── THE RECORDS

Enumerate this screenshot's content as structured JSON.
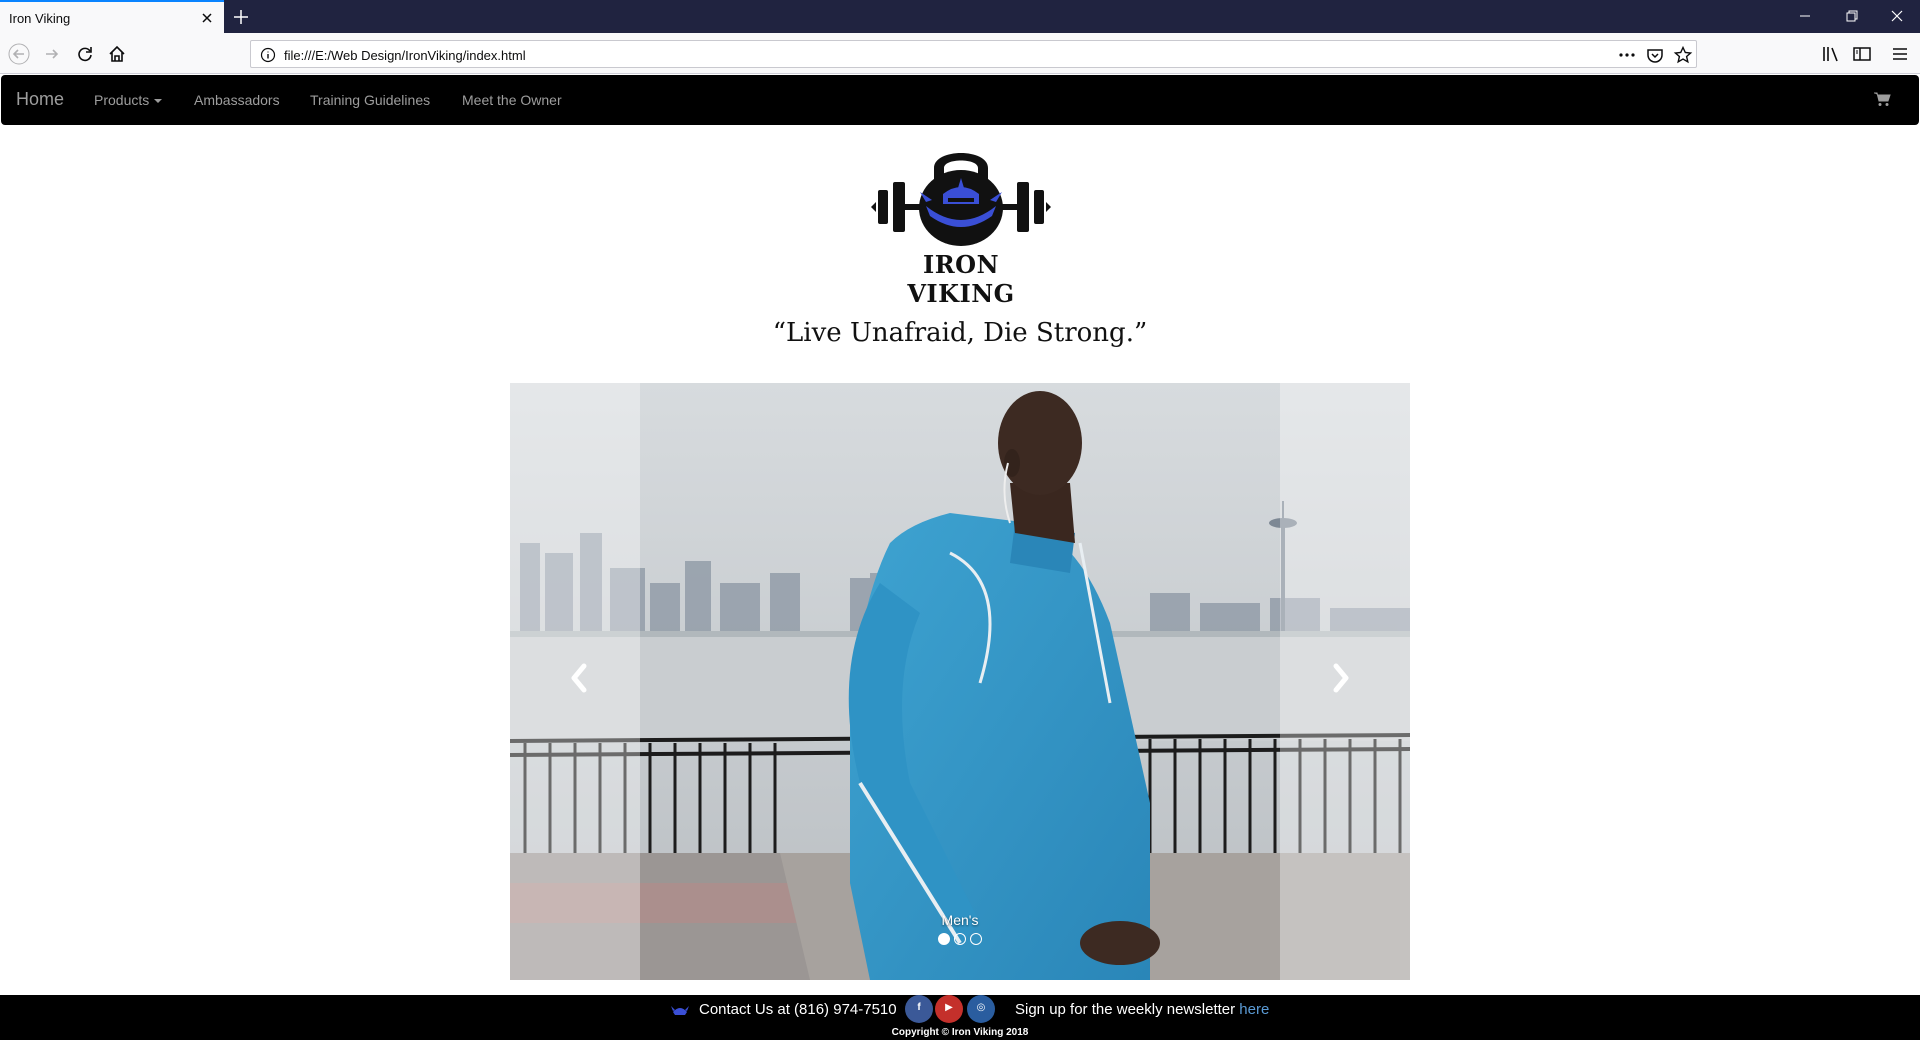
{
  "browser": {
    "tab_title": "Iron Viking",
    "url": "file:///E:/Web Design/IronViking/index.html",
    "icons": [
      "close-icon",
      "plus-icon",
      "minimize-icon",
      "restore-icon",
      "close-window-icon",
      "back-icon",
      "forward-icon",
      "reload-icon",
      "home-icon",
      "info-icon",
      "more-icon",
      "pocket-icon",
      "star-icon",
      "library-icon",
      "sidebar-icon",
      "menu-icon"
    ]
  },
  "site_nav": {
    "brand": "Home",
    "items": [
      {
        "label": "Products"
      },
      {
        "label": "Ambassadors"
      },
      {
        "label": "Training Guidelines"
      },
      {
        "label": "Meet the Owner"
      }
    ],
    "cart_icon": "cart-icon"
  },
  "logo": {
    "text": "IRON VIKING",
    "accent_color": "#3a4fd6"
  },
  "tagline": "“Live Unafraid, Die Strong.”",
  "carousel": {
    "caption": "Men's",
    "slide_count": 3,
    "active_index": 0
  },
  "footer": {
    "contact": "Contact Us at (816) 974-7510",
    "social": [
      {
        "name": "facebook",
        "glyph": "f",
        "color": "#3b5998"
      },
      {
        "name": "youtube",
        "glyph": "▶",
        "color": "#c4302b"
      },
      {
        "name": "instagram",
        "glyph": "◎",
        "color": "#2a5d9f"
      }
    ],
    "newsletter_text": "Sign up for the weekly newsletter ",
    "newsletter_link": "here",
    "copyright": "Copyright © Iron Viking 2018"
  }
}
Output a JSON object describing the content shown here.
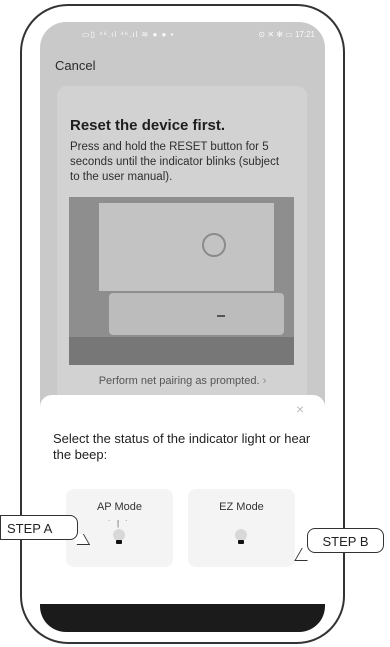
{
  "status_bar": {
    "left_icons": "▭▯ ⁴⁶.ıl ⁴⁶.ıl ≋ ● ● ▪",
    "right_icons": "⊙ ✕ ✻ ▭",
    "time": "17:21"
  },
  "header": {
    "cancel_label": "Cancel"
  },
  "card": {
    "title": "Reset the device first.",
    "body": "Press and hold the RESET button for 5 seconds until the indicator blinks (subject to the user manual).",
    "footer": "Perform net pairing as prompted."
  },
  "sheet": {
    "close_icon": "×",
    "title": "Select the status of the indicator light or hear the beep:",
    "modes": [
      {
        "label": "AP Mode",
        "icon": "blinking-bulb-icon"
      },
      {
        "label": "EZ Mode",
        "icon": "bulb-icon"
      }
    ]
  },
  "callouts": {
    "step_a": "STEP A",
    "step_b": "STEP B"
  }
}
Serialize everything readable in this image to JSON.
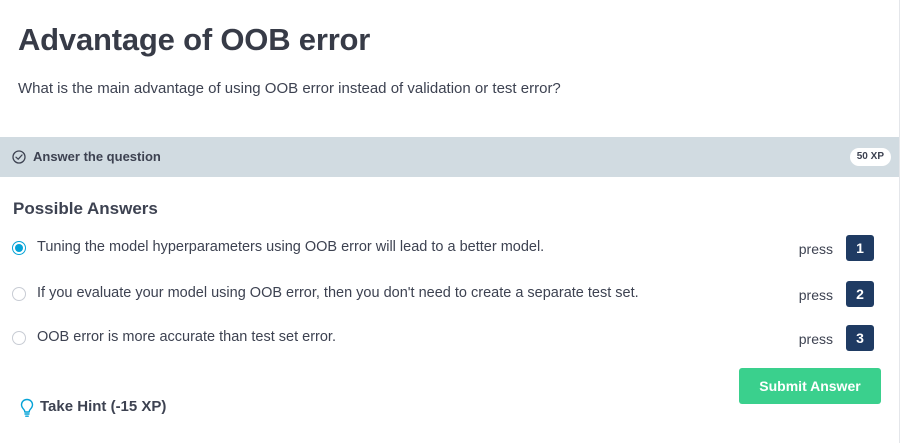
{
  "exercise": {
    "title": "Advantage of OOB error",
    "question": "What is the main advantage of using OOB error instead of validation or test error?"
  },
  "instruction_bar": {
    "label": "Answer the question",
    "icon": "check-circle-icon",
    "xp_badge": "50 XP",
    "background_color": "#d1dbe1"
  },
  "answers": {
    "heading": "Possible Answers",
    "selected_index": 0,
    "items": [
      {
        "text": "Tuning the model hyperparameters using OOB error will lead to a better model.",
        "press_label": "press",
        "key": "1",
        "selected": true
      },
      {
        "text": "If you evaluate your model using OOB error, then you don't need to create a separate test set.",
        "press_label": "press",
        "key": "2",
        "selected": false
      },
      {
        "text": "OOB error is more accurate than test set error.",
        "press_label": "press",
        "key": "3",
        "selected": false
      }
    ]
  },
  "actions": {
    "submit_label": "Submit Answer",
    "submit_color": "#3ad08d",
    "hint_label": "Take Hint (-15 XP)",
    "hint_icon": "lightbulb-icon"
  },
  "colors": {
    "accent": "#05a3d7",
    "key_badge": "#1f3b63",
    "text": "#3d4251"
  }
}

────

- **EXERCISE OBJECTIVE**: In the records above, locate each line with the word "indicator". Copy all such lines.

- **EXPECTED OUTPUT**:
    "body": "Press and hold the RESET button for 5 seconds until the indicator blinks (subject to the user manual).",
    "title": "Select the status of the indicator light or hear the beep:",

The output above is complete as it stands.